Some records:
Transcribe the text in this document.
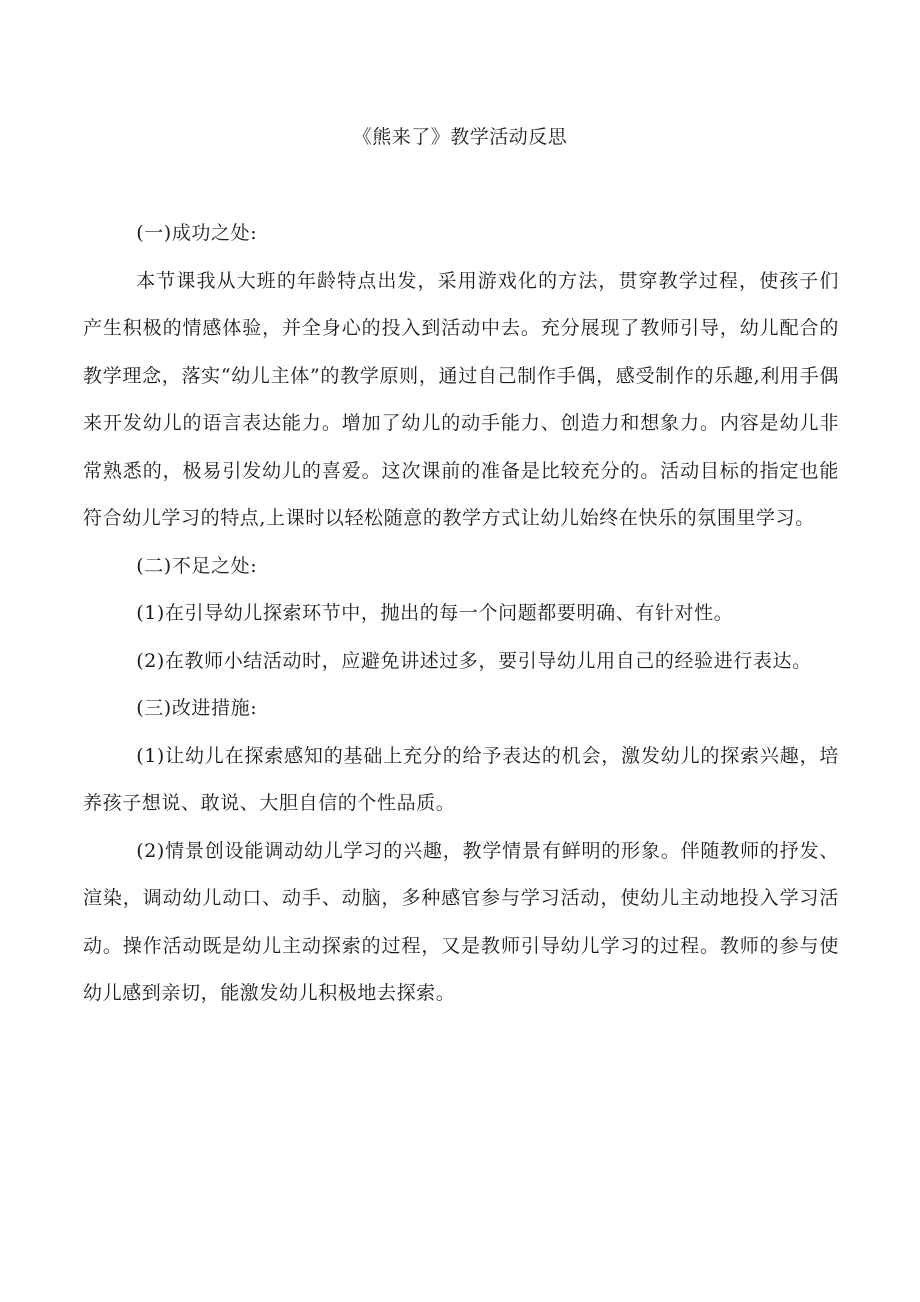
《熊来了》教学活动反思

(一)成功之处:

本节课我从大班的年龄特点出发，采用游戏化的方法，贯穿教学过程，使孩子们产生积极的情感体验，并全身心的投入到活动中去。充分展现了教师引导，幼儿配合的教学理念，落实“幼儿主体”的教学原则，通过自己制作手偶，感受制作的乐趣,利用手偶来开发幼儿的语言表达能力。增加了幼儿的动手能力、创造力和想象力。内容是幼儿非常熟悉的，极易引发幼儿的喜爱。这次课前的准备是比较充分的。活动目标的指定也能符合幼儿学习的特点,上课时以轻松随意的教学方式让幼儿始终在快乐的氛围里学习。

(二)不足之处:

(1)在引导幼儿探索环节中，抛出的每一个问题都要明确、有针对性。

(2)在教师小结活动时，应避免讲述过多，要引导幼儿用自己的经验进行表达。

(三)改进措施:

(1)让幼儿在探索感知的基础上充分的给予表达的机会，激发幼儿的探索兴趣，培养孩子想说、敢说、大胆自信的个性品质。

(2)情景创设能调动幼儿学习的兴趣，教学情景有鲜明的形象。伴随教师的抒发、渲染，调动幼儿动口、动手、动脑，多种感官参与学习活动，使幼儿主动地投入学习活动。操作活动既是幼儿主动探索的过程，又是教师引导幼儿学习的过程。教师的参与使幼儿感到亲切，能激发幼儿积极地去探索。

EXERCISE REQUIREMENTS
What is needed is an exact reproduction of the data, pictures excluded.

EXPECTED ANSWER
Transcribe the text in this document.
《熊来了》教学活动反思

(一)成功之处:

本节课我从大班的年龄特点出发，采用游戏化的方法，贯穿教学过程，使孩子们产生积极的情感体验，并全身心的投入到活动中去。充分展现了教师引导，幼儿配合的教学理念，落实“幼儿主体”的教学原则，通过自己制作手偶，感受制作的乐趣,利用手偶来开发幼儿的语言表达能力。增加了幼儿的动手能力、创造力和想象力。内容是幼儿非常熟悉的，极易引发幼儿的喜爱。这次课前的准备是比较充分的。活动目标的指定也能符合幼儿学习的特点,上课时以轻松随意的教学方式让幼儿始终在快乐的氛围里学习。

(二)不足之处:

(1)在引导幼儿探索环节中，抛出的每一个问题都要明确、有针对性。

(2)在教师小结活动时，应避免讲述过多，要引导幼儿用自己的经验进行表达。

(三)改进措施:

(1)让幼儿在探索感知的基础上充分的给予表达的机会，激发幼儿的探索兴趣，培养孩子想说、敢说、大胆自信的个性品质。

(2)情景创设能调动幼儿学习的兴趣，教学情景有鲜明的形象。伴随教师的抒发、渲染，调动幼儿动口、动手、动脑，多种感官参与学习活动，使幼儿主动地投入学习活动。操作活动既是幼儿主动探索的过程，又是教师引导幼儿学习的过程。教师的参与使幼儿感到亲切，能激发幼儿积极地去探索。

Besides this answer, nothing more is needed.